### [What to work on]
Find how many lines of the listing include the string "Service", and report only that figure.

### [Exercise input]
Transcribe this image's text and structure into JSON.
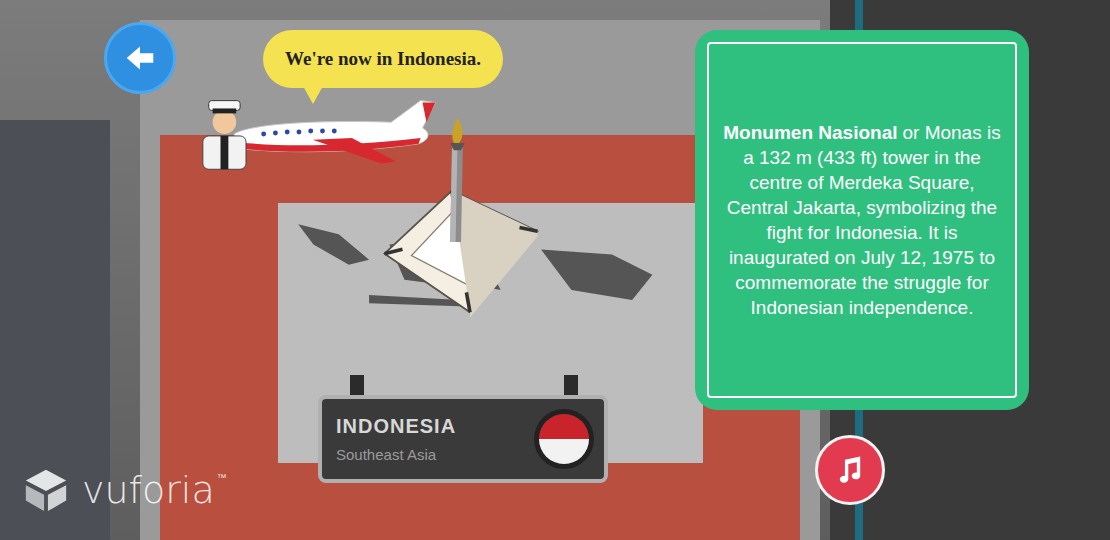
{
  "speech_bubble": {
    "text": "We're now in Indonesia."
  },
  "info_panel": {
    "title": "Monumen Nasional",
    "body": "or Monas is a 132 m (433 ft) tower in the centre of Merdeka Square, Central Jakarta, symbolizing the fight for Indonesia. It is inaugurated on July 12, 1975 to commemorate the struggle for  Indonesian independence."
  },
  "sign": {
    "country": "INDONESIA",
    "region": "Southeast Asia"
  },
  "watermark": {
    "brand": "vuforia",
    "mark": "™"
  }
}
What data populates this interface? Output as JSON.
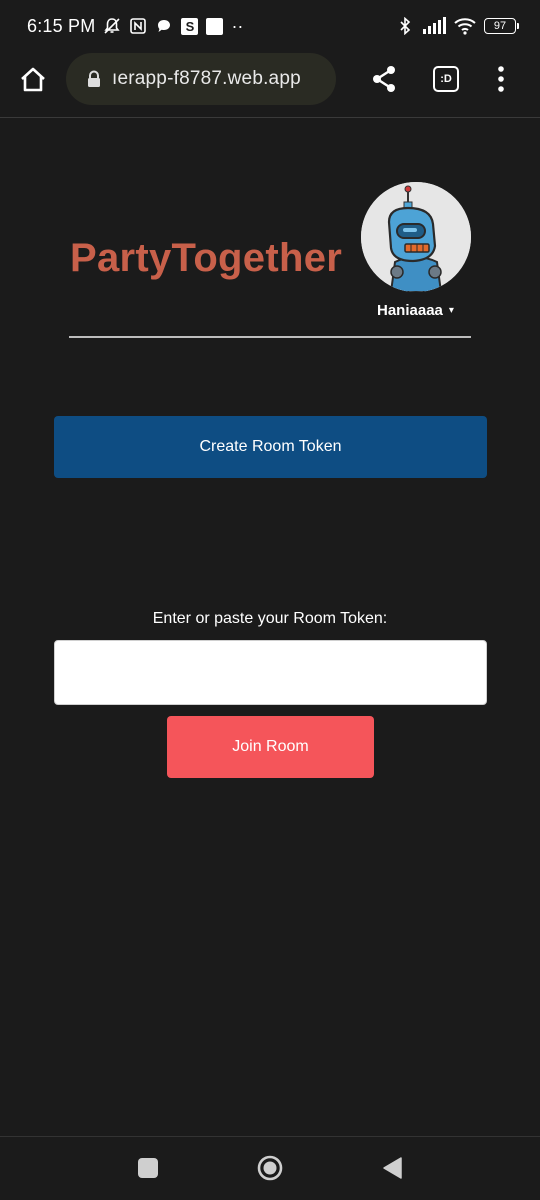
{
  "status_bar": {
    "time": "6:15 PM",
    "icons": [
      "bell-off-icon",
      "nfc-icon",
      "chat-icon",
      "s-app-icon",
      "white-square-icon",
      "more-dots-icon"
    ],
    "s_app_glyph": "S",
    "dots": "··",
    "right_icons": [
      "bluetooth-icon",
      "signal-icon",
      "wifi-icon",
      "battery-icon"
    ],
    "battery_level": "97"
  },
  "browser": {
    "url": "ıerapp-f8787.web.app",
    "tabs_glyph": ":D",
    "icons": [
      "home-icon",
      "lock-icon",
      "share-icon",
      "tabs-icon",
      "more-vert-icon"
    ]
  },
  "header": {
    "title": "PartyTogether",
    "username": "Haniaaaa",
    "dropdown_caret": "▾",
    "avatar": "robot-avatar",
    "title_color": "#c8604a"
  },
  "actions": {
    "create_label": "Create Room Token",
    "create_color": "#0e4d83",
    "token_label": "Enter or paste your Room Token:",
    "token_value": "",
    "join_label": "Join Room",
    "join_color": "#f5555a"
  },
  "nav": {
    "icons": [
      "recents-square-icon",
      "home-circle-icon",
      "back-triangle-icon"
    ]
  }
}
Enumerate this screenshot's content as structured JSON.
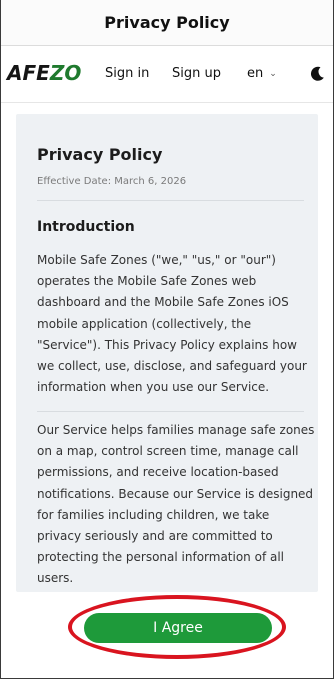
{
  "header": {
    "title": "Privacy Policy"
  },
  "nav": {
    "logo_prefix": "AFE",
    "logo_suffix": "ZO",
    "sign_in": "Sign in",
    "sign_up": "Sign up",
    "language": "en",
    "theme_icon": "moon-icon"
  },
  "policy": {
    "title": "Privacy Policy",
    "effective_date": "Effective Date: March 6, 2026",
    "section_title": "Introduction",
    "paragraph1": "Mobile Safe Zones (\"we,\" \"us,\" or \"our\") operates the Mobile Safe Zones web dashboard and the Mobile Safe Zones iOS mobile application (collectively, the \"Service\"). This Privacy Policy explains how we collect, use, disclose, and safeguard your information when you use our Service.",
    "paragraph2": "Our Service helps families manage safe zones on a map, control screen time, manage call permissions, and receive location-based notifications. Because our Service is designed for families including children, we take privacy seriously and are committed to protecting the personal information of all users."
  },
  "actions": {
    "agree_label": "I Agree"
  },
  "colors": {
    "accent": "#1e9a3a",
    "highlight": "#d9141f",
    "content_bg": "#eef1f4"
  }
}
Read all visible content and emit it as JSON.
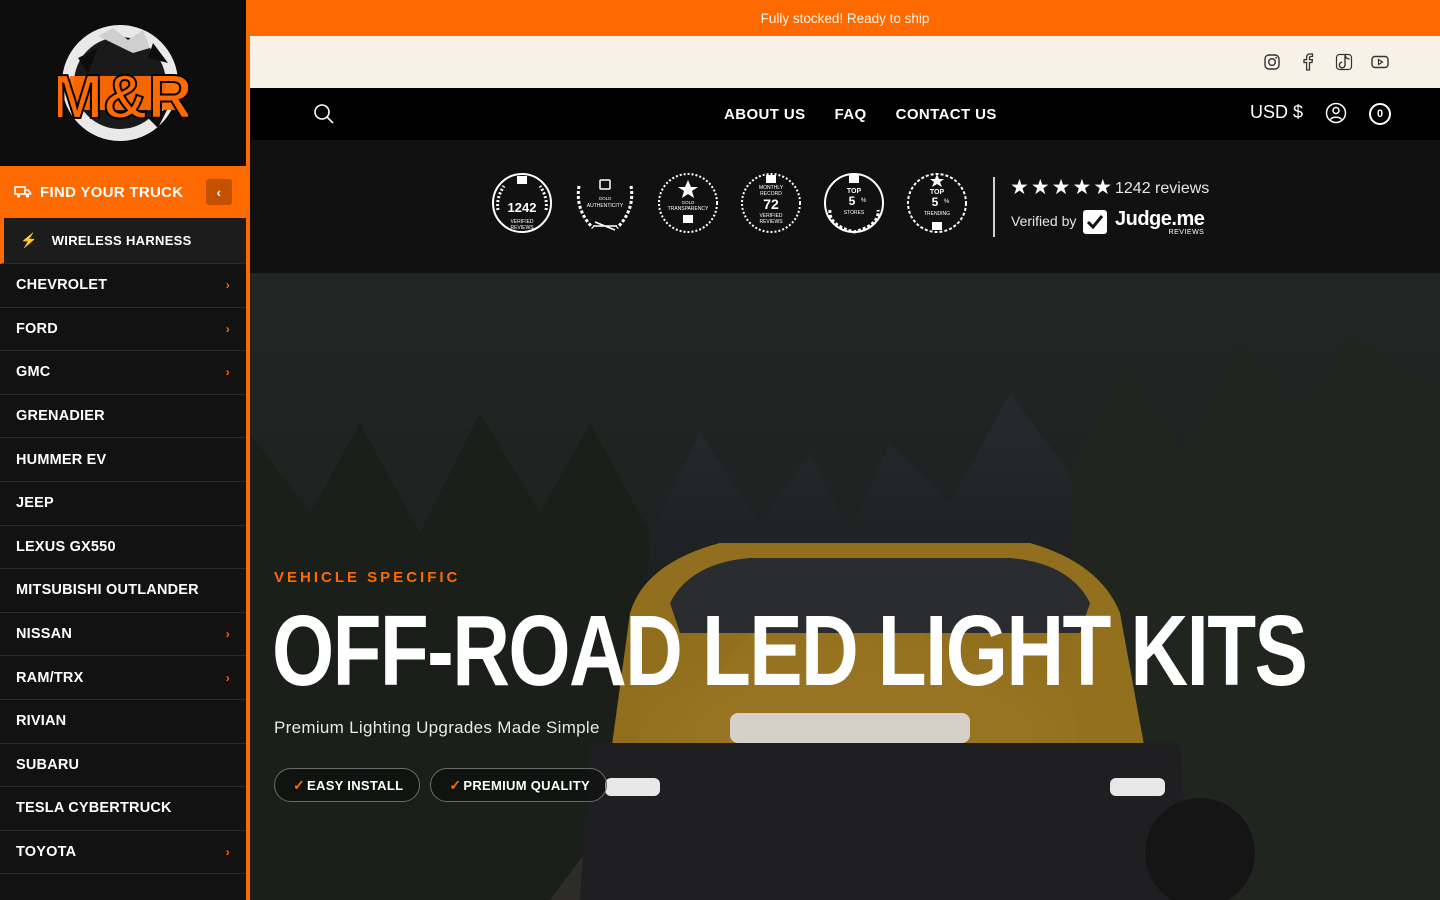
{
  "announcement": "Fully stocked! Ready to ship",
  "logo": {
    "text": "M&R"
  },
  "sidebar": {
    "find_truck_label": "FIND YOUR TRUCK",
    "collapse_glyph": "‹",
    "featured_item": "WIRELESS HARNESS",
    "items": [
      {
        "label": "CHEVROLET",
        "has_children": true
      },
      {
        "label": "FORD",
        "has_children": true
      },
      {
        "label": "GMC",
        "has_children": true
      },
      {
        "label": "GRENADIER",
        "has_children": false
      },
      {
        "label": "HUMMER EV",
        "has_children": false
      },
      {
        "label": "JEEP",
        "has_children": false
      },
      {
        "label": "LEXUS GX550",
        "has_children": false
      },
      {
        "label": "MITSUBISHI OUTLANDER",
        "has_children": false
      },
      {
        "label": "NISSAN",
        "has_children": true
      },
      {
        "label": "RAM/TRX",
        "has_children": true
      },
      {
        "label": "RIVIAN",
        "has_children": false
      },
      {
        "label": "SUBARU",
        "has_children": false
      },
      {
        "label": "TESLA CYBERTRUCK",
        "has_children": false
      },
      {
        "label": "TOYOTA",
        "has_children": true
      }
    ]
  },
  "social": [
    "instagram-icon",
    "facebook-icon",
    "tiktok-icon",
    "youtube-icon"
  ],
  "nav": {
    "links": [
      "ABOUT US",
      "FAQ",
      "CONTACT US"
    ],
    "currency": "USD $",
    "cart_count": "0"
  },
  "reviews": {
    "badges": [
      {
        "name": "verified-reviews",
        "big": "1242",
        "small": "VERIFIED REVIEWS"
      },
      {
        "name": "gold-authenticity",
        "big": "",
        "small": "GOLD AUTHENTICITY"
      },
      {
        "name": "gold-transparency",
        "big": "",
        "small": "GOLD TRANSPARENCY"
      },
      {
        "name": "monthly-record",
        "big": "72",
        "small": "MONTHLY RECORD",
        "small2": "VERIFIED REVIEWS"
      },
      {
        "name": "top-stores",
        "big": "5",
        "small": "TOP",
        "small2": "STORES"
      },
      {
        "name": "top-trending",
        "big": "5",
        "small": "TOP",
        "small2": "TRENDING"
      }
    ],
    "rating_stars": 5,
    "count_text": "1242 reviews",
    "verified_by": "Verified by",
    "provider": "Judge.me",
    "provider_sub": "REVIEWS"
  },
  "hero": {
    "eyebrow": "VEHICLE SPECIFIC",
    "title": "OFF-ROAD LED LIGHT KITS",
    "subtitle": "Premium Lighting Upgrades Made Simple",
    "pills": [
      "EASY INSTALL",
      "PREMIUM QUALITY"
    ]
  },
  "colors": {
    "accent": "#ff6a00",
    "cream": "#f7f1e7",
    "dark": "#111111"
  }
}
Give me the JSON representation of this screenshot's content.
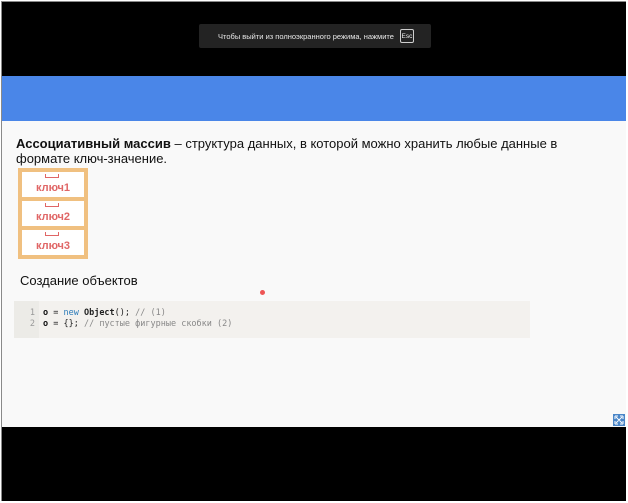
{
  "fullscreen_notice": {
    "text": "Чтобы выйти из полноэкранного режима, нажмите",
    "key": "Esc"
  },
  "slide": {
    "definition_term": "Ассоциативный массив",
    "definition_rest": " – структура данных, в которой можно хранить любые данные в формате ключ-значение.",
    "drawers": [
      "ключ1",
      "ключ2",
      "ключ3"
    ],
    "subheading": "Создание объектов",
    "code": {
      "line_numbers": [
        "1",
        "2"
      ],
      "line1": {
        "var": "o",
        "op": " = ",
        "kw": "new",
        "cls": " Object",
        "rest": "(); ",
        "comment": "// (1)"
      },
      "line2": {
        "var": "o",
        "op": " = ",
        "rest": "{}; ",
        "comment": "// пустые фигурные скобки (2)"
      }
    }
  },
  "colors": {
    "blue_bar": "#4a86e8",
    "drawer_label": "#e06666",
    "cabinet": "#f0c080"
  },
  "icons": {
    "corner": "expand-icon"
  }
}
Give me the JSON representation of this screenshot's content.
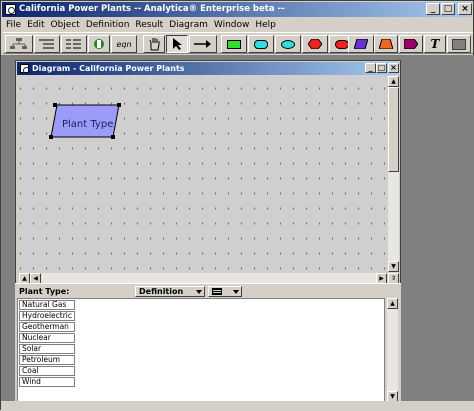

### [Exercise output]
2